PROBLEM TO WORK ON
Extract each line from the entries below that has the string "JSON" in it.

Excerpts from a figure dataset
======
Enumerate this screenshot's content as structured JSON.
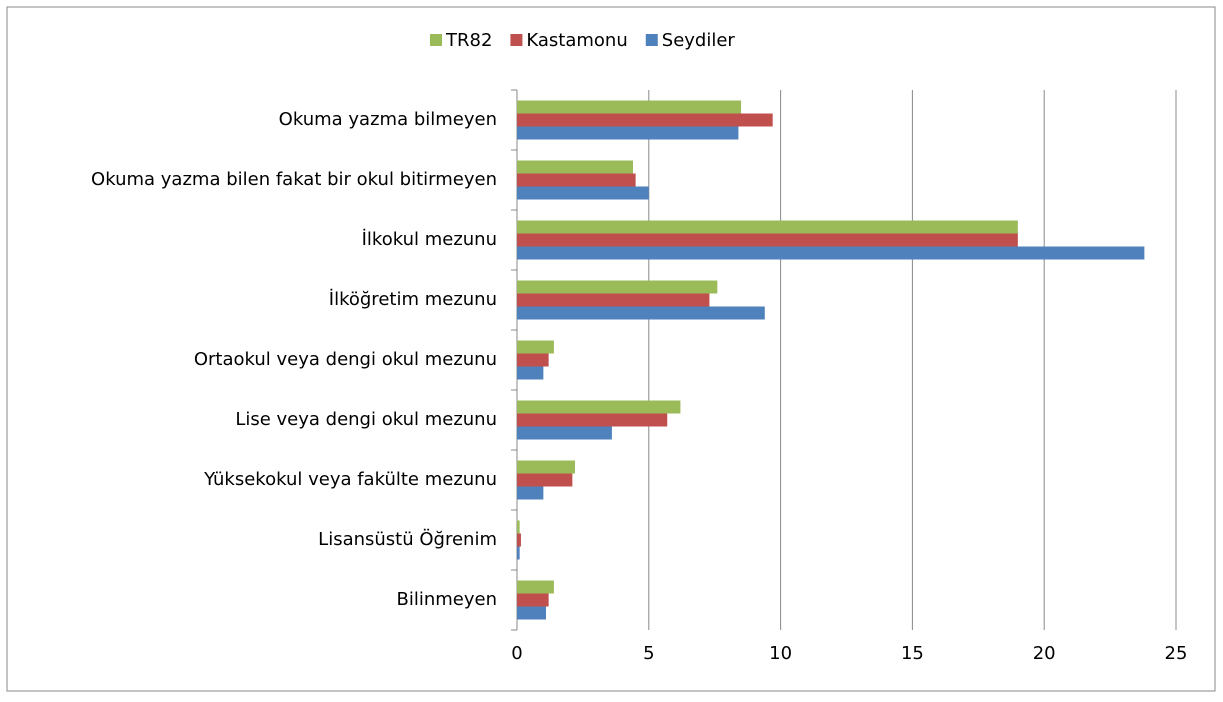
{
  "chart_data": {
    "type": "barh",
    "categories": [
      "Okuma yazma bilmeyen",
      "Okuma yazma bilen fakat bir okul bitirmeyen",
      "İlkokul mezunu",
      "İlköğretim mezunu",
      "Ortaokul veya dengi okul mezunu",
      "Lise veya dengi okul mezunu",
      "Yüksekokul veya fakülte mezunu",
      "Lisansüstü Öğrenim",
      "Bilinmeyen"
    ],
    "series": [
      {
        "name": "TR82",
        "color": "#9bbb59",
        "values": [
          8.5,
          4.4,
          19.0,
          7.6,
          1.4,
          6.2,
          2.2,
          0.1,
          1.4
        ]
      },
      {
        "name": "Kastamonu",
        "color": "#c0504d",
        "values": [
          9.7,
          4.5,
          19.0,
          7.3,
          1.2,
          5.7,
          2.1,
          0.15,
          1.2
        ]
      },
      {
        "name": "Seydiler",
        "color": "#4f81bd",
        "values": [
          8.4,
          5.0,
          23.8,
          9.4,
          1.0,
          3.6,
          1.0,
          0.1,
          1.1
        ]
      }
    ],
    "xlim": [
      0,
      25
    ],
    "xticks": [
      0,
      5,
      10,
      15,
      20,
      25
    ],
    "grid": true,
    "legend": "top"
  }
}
======
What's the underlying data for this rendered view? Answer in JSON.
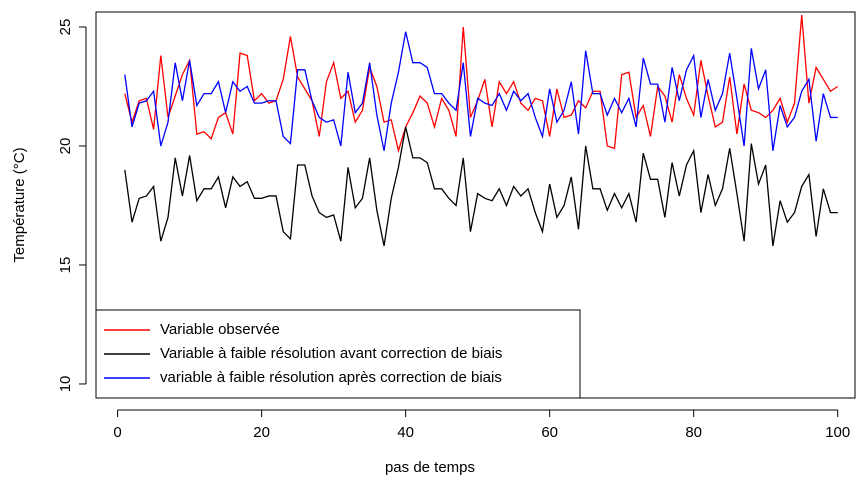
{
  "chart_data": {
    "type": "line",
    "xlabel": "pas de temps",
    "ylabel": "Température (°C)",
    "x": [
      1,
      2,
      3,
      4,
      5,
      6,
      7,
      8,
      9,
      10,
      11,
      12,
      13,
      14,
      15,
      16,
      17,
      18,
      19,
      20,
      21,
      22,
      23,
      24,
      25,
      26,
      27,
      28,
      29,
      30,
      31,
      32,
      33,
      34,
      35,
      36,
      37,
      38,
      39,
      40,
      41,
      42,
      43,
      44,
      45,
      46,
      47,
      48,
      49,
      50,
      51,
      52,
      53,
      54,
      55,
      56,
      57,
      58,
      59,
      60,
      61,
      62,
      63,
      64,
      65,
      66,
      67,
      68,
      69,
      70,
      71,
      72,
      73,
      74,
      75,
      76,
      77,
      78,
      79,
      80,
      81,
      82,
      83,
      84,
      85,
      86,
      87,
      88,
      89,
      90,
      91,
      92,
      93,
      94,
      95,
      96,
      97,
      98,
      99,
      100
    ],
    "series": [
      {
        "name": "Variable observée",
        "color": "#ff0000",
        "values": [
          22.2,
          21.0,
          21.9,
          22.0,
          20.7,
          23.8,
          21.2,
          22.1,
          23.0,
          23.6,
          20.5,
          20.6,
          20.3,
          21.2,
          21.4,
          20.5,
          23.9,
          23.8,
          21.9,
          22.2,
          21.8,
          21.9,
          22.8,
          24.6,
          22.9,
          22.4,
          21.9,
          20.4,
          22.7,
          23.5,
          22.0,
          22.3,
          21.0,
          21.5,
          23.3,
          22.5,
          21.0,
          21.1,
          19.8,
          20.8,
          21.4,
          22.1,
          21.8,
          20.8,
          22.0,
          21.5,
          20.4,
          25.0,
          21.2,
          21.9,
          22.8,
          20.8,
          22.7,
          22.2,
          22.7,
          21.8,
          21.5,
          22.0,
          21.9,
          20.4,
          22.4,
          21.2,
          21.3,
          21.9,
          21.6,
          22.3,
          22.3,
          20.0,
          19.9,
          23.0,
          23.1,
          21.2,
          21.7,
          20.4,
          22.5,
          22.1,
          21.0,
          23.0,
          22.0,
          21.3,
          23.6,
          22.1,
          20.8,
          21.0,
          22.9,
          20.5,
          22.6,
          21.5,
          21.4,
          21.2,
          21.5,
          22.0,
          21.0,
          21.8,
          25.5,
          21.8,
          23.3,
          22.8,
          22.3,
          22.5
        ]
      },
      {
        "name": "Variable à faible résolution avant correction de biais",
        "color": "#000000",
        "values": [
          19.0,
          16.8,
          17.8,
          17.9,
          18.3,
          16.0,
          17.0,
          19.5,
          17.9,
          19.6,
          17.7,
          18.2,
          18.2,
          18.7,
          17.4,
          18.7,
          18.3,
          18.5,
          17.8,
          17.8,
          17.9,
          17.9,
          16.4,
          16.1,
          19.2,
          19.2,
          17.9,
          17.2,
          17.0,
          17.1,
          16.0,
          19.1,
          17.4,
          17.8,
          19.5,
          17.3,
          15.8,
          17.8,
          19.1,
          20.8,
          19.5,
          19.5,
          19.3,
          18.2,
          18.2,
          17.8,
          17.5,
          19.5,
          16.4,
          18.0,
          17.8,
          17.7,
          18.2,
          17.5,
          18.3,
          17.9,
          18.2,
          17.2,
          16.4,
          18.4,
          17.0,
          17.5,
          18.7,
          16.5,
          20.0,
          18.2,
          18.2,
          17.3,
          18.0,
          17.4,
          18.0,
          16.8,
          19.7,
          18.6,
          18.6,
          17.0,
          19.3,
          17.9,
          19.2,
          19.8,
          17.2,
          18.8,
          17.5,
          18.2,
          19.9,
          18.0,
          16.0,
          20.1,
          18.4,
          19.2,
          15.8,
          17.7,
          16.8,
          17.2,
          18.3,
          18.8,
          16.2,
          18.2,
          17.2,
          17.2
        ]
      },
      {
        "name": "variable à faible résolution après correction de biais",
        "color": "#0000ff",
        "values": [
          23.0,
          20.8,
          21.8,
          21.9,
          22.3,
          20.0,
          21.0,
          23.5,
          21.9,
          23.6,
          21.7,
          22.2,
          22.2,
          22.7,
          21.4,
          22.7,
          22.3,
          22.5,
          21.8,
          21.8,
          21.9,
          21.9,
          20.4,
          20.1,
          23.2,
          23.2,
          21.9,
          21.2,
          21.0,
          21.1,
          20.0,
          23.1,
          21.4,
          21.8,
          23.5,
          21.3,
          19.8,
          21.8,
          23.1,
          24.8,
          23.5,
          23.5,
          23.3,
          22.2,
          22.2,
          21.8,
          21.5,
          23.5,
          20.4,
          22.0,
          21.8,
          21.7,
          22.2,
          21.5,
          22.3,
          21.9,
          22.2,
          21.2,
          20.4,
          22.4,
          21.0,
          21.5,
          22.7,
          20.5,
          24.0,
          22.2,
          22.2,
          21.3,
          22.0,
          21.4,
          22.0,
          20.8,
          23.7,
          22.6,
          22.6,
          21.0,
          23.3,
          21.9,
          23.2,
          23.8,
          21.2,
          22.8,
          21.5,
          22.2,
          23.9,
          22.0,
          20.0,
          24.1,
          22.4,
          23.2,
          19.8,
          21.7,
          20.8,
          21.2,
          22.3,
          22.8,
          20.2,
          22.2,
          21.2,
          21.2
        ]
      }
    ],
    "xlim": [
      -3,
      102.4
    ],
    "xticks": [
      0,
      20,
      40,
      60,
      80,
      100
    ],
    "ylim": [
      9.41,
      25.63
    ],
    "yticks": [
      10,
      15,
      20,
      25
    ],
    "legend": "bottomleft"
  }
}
======
EXERCISE OUTPUT
Enumerate this screenshot's content as structured JSON.
What's the underlying data for this rendered view? Answer in JSON.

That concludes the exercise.